───── Data section
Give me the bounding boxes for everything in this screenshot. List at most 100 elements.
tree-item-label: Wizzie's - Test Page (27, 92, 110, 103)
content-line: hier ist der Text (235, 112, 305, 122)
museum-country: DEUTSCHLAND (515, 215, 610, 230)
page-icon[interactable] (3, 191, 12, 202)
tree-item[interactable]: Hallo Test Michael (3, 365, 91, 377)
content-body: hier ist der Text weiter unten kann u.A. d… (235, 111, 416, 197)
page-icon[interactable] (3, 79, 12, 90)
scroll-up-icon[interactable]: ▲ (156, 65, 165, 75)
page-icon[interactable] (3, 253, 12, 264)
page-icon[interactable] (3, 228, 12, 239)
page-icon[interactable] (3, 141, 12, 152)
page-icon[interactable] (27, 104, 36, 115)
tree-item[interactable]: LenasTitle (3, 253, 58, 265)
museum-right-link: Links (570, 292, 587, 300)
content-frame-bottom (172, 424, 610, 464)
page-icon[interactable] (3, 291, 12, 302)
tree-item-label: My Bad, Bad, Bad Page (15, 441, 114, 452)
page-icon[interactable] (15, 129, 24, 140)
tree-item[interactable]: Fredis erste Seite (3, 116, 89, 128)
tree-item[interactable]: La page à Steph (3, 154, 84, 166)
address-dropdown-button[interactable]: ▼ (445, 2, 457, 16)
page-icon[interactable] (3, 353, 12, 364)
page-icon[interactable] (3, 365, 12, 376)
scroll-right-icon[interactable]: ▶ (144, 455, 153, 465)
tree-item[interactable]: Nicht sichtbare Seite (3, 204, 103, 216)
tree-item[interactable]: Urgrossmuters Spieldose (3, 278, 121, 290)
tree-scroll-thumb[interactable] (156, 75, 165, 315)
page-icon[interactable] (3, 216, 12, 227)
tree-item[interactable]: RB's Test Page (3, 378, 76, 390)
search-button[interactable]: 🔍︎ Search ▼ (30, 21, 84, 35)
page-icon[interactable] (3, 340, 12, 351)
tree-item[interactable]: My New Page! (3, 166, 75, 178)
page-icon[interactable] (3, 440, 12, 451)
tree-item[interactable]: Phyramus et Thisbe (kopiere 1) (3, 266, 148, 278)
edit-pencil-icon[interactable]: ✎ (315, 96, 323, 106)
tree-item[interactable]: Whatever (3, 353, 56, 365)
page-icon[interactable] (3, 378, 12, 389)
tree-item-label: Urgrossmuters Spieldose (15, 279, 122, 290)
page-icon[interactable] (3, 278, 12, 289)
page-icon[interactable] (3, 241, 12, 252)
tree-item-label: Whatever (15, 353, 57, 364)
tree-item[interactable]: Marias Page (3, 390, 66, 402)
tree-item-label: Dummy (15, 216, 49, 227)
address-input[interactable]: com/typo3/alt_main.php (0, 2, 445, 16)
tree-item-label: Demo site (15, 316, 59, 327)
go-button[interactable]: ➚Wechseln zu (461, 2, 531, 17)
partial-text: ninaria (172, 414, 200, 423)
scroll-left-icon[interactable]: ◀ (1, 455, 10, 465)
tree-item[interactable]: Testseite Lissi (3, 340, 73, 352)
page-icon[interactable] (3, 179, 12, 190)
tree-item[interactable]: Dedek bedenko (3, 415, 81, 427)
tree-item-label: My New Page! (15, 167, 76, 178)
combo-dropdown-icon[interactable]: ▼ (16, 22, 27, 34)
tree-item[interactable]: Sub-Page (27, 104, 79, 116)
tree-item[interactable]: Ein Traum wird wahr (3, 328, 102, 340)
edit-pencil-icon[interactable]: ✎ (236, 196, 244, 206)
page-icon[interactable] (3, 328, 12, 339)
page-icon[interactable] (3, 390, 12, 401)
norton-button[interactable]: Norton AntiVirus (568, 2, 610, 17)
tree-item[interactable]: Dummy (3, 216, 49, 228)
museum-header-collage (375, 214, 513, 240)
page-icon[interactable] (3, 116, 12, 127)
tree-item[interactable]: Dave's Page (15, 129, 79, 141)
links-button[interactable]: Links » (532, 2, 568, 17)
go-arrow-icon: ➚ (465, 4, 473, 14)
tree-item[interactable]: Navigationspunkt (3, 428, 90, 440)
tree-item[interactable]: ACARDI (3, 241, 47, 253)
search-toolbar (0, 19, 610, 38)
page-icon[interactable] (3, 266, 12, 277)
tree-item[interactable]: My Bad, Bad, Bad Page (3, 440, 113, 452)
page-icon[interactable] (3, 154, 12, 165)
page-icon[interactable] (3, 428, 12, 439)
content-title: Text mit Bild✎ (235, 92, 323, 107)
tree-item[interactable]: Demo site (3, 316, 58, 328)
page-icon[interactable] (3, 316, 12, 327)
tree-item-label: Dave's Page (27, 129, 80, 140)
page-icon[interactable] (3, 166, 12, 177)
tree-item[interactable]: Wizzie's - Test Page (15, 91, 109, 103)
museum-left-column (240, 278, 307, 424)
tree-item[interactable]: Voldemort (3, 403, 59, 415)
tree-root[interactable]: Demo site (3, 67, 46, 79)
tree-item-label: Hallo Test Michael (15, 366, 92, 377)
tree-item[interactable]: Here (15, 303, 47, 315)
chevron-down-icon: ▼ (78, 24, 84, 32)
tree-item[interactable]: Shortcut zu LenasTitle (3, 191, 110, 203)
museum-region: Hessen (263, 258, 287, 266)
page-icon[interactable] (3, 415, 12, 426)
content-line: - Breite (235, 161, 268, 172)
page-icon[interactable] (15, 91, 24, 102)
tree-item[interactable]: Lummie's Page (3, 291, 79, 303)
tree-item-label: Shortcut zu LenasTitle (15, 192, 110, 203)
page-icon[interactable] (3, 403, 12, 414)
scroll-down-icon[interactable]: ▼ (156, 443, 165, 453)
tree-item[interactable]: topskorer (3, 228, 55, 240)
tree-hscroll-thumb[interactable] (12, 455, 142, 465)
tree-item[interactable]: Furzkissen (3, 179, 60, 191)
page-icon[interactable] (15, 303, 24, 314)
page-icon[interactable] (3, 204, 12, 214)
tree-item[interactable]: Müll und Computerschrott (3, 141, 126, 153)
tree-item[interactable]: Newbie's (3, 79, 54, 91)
──────────
───── Data section
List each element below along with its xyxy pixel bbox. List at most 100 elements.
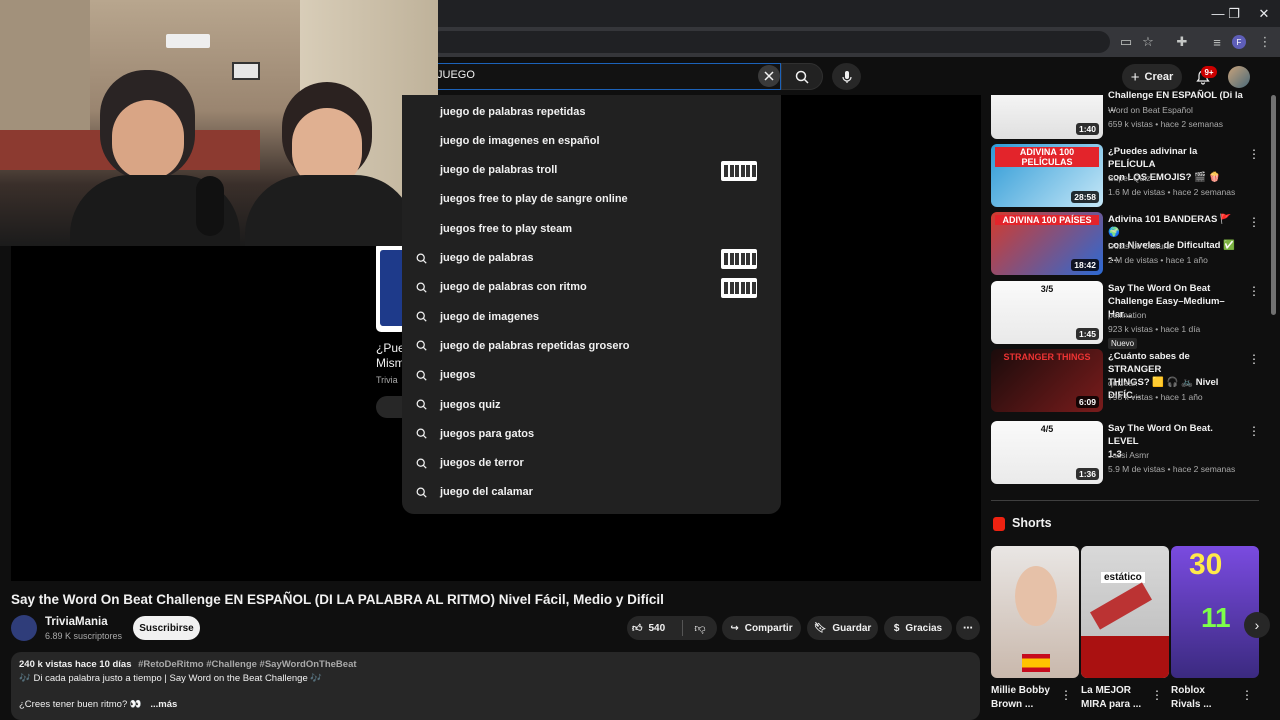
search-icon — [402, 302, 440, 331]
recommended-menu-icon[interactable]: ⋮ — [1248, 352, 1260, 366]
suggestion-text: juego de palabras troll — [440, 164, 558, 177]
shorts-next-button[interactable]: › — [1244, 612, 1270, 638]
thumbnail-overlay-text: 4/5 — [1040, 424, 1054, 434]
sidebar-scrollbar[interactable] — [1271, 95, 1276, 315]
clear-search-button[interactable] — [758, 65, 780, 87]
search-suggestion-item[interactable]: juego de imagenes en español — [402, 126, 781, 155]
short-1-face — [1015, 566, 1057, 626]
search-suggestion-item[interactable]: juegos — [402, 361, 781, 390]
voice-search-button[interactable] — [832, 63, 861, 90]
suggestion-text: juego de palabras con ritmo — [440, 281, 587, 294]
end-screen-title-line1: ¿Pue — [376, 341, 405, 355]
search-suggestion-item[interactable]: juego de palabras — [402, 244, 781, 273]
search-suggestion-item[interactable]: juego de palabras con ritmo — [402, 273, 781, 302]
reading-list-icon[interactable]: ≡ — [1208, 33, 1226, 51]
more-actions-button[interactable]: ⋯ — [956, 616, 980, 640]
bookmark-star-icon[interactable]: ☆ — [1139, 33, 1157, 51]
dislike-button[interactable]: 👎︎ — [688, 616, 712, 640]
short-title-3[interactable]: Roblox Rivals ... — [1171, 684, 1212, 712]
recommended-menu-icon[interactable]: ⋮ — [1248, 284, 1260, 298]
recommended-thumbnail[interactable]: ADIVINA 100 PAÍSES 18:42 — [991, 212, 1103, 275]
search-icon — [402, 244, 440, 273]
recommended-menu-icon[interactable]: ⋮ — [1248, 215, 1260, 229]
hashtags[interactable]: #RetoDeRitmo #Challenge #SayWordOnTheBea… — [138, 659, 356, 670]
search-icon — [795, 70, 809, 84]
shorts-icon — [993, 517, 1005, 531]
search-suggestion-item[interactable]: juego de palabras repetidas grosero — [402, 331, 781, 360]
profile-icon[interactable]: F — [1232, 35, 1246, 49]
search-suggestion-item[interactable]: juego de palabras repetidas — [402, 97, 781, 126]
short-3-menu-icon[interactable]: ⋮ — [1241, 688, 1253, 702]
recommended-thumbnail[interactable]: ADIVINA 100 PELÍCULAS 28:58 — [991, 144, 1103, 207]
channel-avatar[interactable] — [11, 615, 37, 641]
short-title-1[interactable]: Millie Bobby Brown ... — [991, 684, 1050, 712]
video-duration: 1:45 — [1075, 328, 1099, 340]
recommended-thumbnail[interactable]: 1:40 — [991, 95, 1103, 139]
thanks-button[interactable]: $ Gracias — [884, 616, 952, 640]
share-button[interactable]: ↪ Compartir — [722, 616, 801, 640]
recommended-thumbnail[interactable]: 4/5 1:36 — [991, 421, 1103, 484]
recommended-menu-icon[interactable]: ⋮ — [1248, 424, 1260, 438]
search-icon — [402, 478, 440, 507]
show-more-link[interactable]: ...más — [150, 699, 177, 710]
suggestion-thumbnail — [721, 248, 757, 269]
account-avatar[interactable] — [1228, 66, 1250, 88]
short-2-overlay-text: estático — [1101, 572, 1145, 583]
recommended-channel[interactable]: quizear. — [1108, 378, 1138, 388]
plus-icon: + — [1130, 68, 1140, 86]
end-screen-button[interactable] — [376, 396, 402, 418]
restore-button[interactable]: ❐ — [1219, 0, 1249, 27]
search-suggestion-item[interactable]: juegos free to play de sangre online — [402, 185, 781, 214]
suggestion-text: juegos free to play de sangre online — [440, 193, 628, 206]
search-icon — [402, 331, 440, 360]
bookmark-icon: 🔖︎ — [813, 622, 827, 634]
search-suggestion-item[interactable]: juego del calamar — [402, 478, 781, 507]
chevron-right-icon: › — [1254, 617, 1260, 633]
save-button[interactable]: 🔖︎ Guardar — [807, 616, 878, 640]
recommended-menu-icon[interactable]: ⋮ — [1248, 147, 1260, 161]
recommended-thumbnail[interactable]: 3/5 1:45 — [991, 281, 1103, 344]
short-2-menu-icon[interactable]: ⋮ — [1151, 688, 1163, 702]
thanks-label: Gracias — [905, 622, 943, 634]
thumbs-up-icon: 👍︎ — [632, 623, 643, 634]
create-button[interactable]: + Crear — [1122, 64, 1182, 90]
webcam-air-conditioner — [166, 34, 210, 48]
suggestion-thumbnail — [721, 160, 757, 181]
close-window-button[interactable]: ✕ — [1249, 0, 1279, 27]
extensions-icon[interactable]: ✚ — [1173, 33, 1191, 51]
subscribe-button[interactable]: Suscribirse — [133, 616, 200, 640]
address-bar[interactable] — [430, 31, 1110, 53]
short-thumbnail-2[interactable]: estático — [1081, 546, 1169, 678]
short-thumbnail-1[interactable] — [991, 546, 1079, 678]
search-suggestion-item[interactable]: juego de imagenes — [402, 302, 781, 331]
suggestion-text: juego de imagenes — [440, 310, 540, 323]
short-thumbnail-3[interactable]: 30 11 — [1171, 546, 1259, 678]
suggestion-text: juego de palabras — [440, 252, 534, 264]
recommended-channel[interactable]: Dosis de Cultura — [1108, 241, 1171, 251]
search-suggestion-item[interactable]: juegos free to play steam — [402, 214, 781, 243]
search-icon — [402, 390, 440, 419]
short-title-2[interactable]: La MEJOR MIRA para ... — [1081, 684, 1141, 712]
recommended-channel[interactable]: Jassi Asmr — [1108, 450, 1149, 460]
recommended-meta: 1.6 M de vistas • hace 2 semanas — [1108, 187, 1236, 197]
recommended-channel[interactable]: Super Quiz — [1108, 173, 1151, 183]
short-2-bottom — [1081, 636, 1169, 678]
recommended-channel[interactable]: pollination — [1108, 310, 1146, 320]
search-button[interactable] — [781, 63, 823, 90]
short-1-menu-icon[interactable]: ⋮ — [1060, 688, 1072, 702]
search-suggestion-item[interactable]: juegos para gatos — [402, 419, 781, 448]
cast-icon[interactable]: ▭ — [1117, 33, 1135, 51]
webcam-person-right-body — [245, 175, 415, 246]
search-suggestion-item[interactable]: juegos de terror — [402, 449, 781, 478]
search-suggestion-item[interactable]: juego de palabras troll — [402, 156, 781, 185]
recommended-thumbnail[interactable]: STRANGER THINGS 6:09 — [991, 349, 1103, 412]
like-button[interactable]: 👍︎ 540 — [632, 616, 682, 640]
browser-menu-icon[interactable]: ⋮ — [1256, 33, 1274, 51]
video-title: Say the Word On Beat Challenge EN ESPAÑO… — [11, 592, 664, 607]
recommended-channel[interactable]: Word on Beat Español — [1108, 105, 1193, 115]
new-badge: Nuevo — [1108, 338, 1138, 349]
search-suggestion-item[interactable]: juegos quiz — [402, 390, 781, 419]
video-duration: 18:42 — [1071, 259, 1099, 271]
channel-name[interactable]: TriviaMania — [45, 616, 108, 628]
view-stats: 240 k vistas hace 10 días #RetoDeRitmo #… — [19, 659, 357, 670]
──────────
● **Instructions for the task**: From the records above, state how many lines contain the word "Spieldose", and leave out everything else.

● **Completed task**: 2